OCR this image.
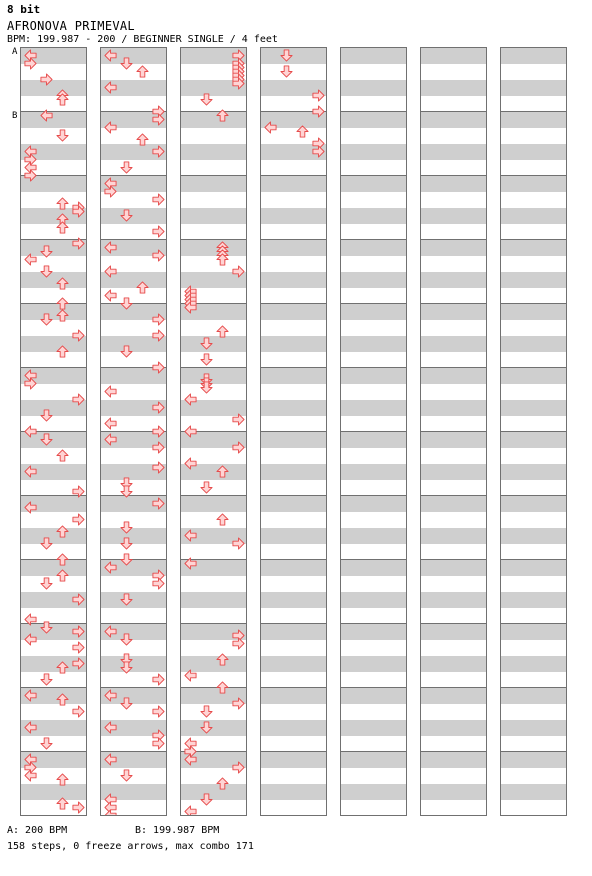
8 bit
AFRONOVA PRIMEVAL
BPM: 199.987 - 200 / BEGINNER SINGLE / 4 feet
A
B
A: 200 BPM	B: 199.987 BPM
158 steps, 0 freeze arrows, max combo 171
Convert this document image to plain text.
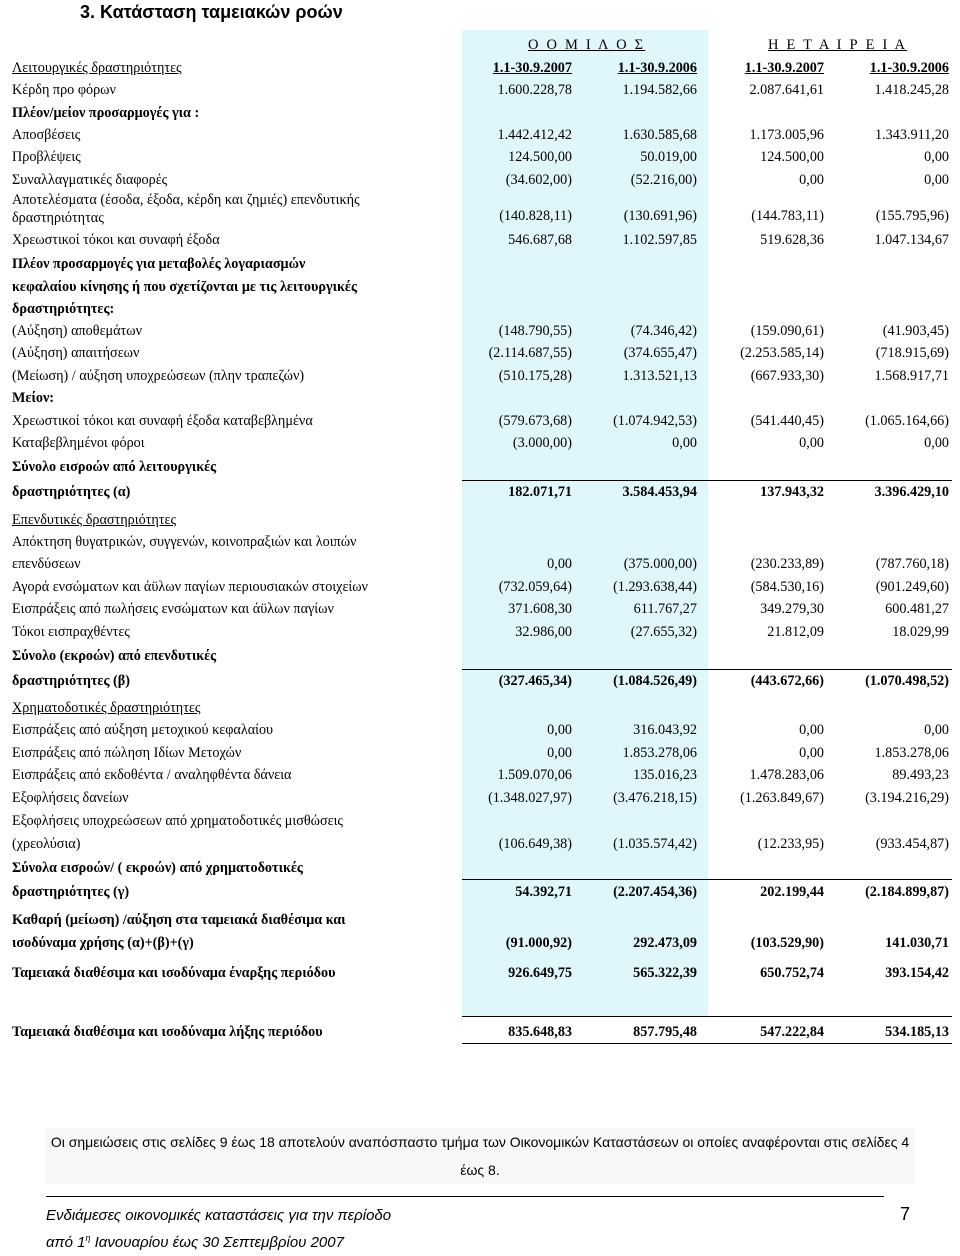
3. Κατάσταση ταμειακών ροών
Ο Ο Μ Ι Λ Ο Σ	Η Ε Τ Α Ι Ρ Ε Ι Α
Λειτουργικές δραστηριότητες	1.1-30.9.2007	1.1-30.9.2006	1.1-30.9.2007	1.1-30.9.2006
Κέρδη προ φόρων	1.600.228,78	1.194.582,66	2.087.641,61	1.418.245,28
Πλέον/μείον προσαρμογές για :
Αποσβέσεις	1.442.412,42	1.630.585,68	1.173.005,96	1.343.911,20
Προβλέψεις	124.500,00	50.019,00	124.500,00	0,00
Συναλλαγματικές διαφορές	(34.602,00)	(52.216,00)	0,00	0,00
Αποτελέσματα (έσοδα, έξοδα, κέρδη και ζημιές) επενδυτικής δραστηριότητας	(140.828,11)	(130.691,96)	(144.783,11)	(155.795,96)
Χρεωστικοί τόκοι και συναφή έξοδα	546.687,68	1.102.597,85	519.628,36	1.047.134,67
Πλέον προσαρμογές για μεταβολές λογαριασμών
κεφαλαίου κίνησης ή που σχετίζονται με τις λειτουργικές
δραστηριότητες:
(Αύξηση) αποθεμάτων	(148.790,55)	(74.346,42)	(159.090,61)	(41.903,45)
(Αύξηση) απαιτήσεων	(2.114.687,55)	(374.655,47)	(2.253.585,14)	(718.915,69)
(Μείωση) / αύξηση υποχρεώσεων (πλην τραπεζών)	(510.175,28)	1.313.521,13	(667.933,30)	1.568.917,71
Μείον:
Χρεωστικοί τόκοι και συναφή έξοδα καταβεβλημένα	(579.673,68)	(1.074.942,53)	(541.440,45)	(1.065.164,66)
Καταβεβλημένοι φόροι	(3.000,00)	0,00	0,00	0,00
Σύνολο εισροών από λειτουργικές
δραστηριότητες (α)	182.071,71	3.584.453,94	137.943,32	3.396.429,10
Επενδυτικές δραστηριότητες
Απόκτηση θυγατρικών, συγγενών, κοινοπραξιών και λοιπών
επενδύσεων	0,00	(375.000,00)	(230.233,89)	(787.760,18)
Αγορά ενσώματων και άϋλων παγίων περιουσιακών στοιχείων	(732.059,64)	(1.293.638,44)	(584.530,16)	(901.249,60)
Εισπράξεις από πωλήσεις ενσώματων και άϋλων παγίων	371.608,30	611.767,27	349.279,30	600.481,27
Τόκοι εισπραχθέντες	32.986,00	(27.655,32)	21.812,09	18.029,99
Σύνολο (εκροών) από επενδυτικές
δραστηριότητες (β)	(327.465,34)	(1.084.526,49)	(443.672,66)	(1.070.498,52)
Χρηματοδοτικές δραστηριότητες
Εισπράξεις από αύξηση μετοχικού κεφαλαίου	0,00	316.043,92	0,00	0,00
Εισπράξεις από πώληση Ιδίων Μετοχών	0,00	1.853.278,06	0,00	1.853.278,06
Εισπράξεις από εκδοθέντα / αναληφθέντα δάνεια	1.509.070,06	135.016,23	1.478.283,06	89.493,23
Εξοφλήσεις δανείων	(1.348.027,97)	(3.476.218,15)	(1.263.849,67)	(3.194.216,29)
Εξοφλήσεις υποχρεώσεων από χρηματοδοτικές μισθώσεις
(χρεολύσια)	(106.649,38)	(1.035.574,42)	(12.233,95)	(933.454,87)
Σύνολα εισροών/ ( εκροών) από χρηματοδοτικές
δραστηριότητες (γ)	54.392,71	(2.207.454,36)	202.199,44	(2.184.899,87)
Καθαρή (μείωση) /αύξηση στα ταμειακά διαθέσιμα και
ισοδύναμα χρήσης (α)+(β)+(γ)	(91.000,92)	292.473,09	(103.529,90)	141.030,71
Ταμειακά διαθέσιμα και ισοδύναμα έναρξης περιόδου	926.649,75	565.322,39	650.752,74	393.154,42
Ταμειακά διαθέσιμα και ισοδύναμα λήξης περιόδου	835.648,83	857.795,48	547.222,84	534.185,13
Οι σημειώσεις στις σελίδες 9 έως 18 αποτελούν αναπόσπαστο τμήμα των Οικονομικών Καταστάσεων οι οποίες αναφέρονται στις σελίδες 4 έως 8.
Ενδιάμεσες οικονομικές καταστάσεις για την περίοδο
από $1^\eta$ Ιανουαρίου έως 30 Σεπτεμβρίου 2007
7
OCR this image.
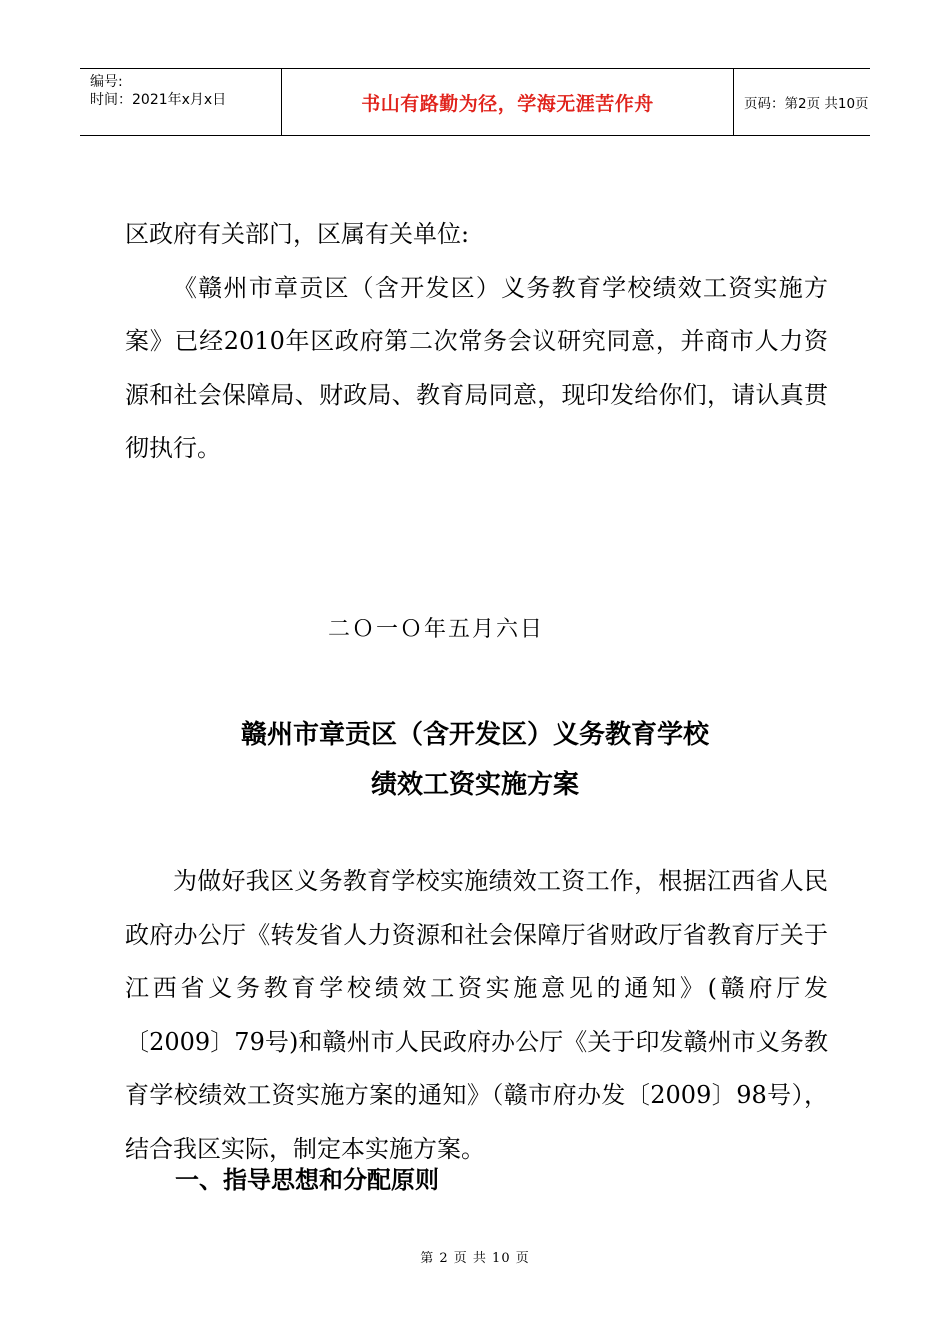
编号:
时间：2021年x月x日	书山有路勤为径，学海无涯苦作舟	页码：第2页 共10页

区政府有关部门，区属有关单位:

《赣州市章贡区（含开发区）义务教育学校绩效工资实施方案》已经2010年区政府第二次常务会议研究同意，并商市人力资源和社会保障局、财政局、教育局同意，现印发给你们，请认真贯彻执行。

二Ｏ一Ｏ年五月六日
赣州市章贡区（含开发区）义务教育学校
绩效工资实施方案

为做好我区义务教育学校实施绩效工资工作，根据江西省人民政府办公厅《转发省人力资源和社会保障厅省财政厅省教育厅关于江西省义务教育学校绩效工资实施意见的通知》(赣府厅发〔2009〕79号)和赣州市人民政府办公厅《关于印发赣州市义务教育学校绩效工资实施方案的通知》（赣市府办发〔2009〕98号），结合我区实际，制定本实施方案。

一、指导思想和分配原则
第 2 页 共 10 页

▸ What needs to be done
Pick out the lines containing the word "δραστηριότητες" and show them.

▸ Written solution
Λειτουργικές δραστηριότητες	1.1-30.9.2007	1.1-30.9.2006	1.1-30.9.2007	1.1-30.9.2006
δραστηριότητες:
δραστηριότητες (α)	182.071,71	3.584.453,94	137.943,32	3.396.429,10
Επενδυτικές δραστηριότητες
δραστηριότητες (β)	(327.465,34)	(1.084.526,49)	(443.672,66)	(1.070.498,52)
Χρηματοδοτικές δραστηριότητες
δραστηριότητες (γ)	54.392,71	(2.207.454,36)	202.199,44	(2.184.899,87)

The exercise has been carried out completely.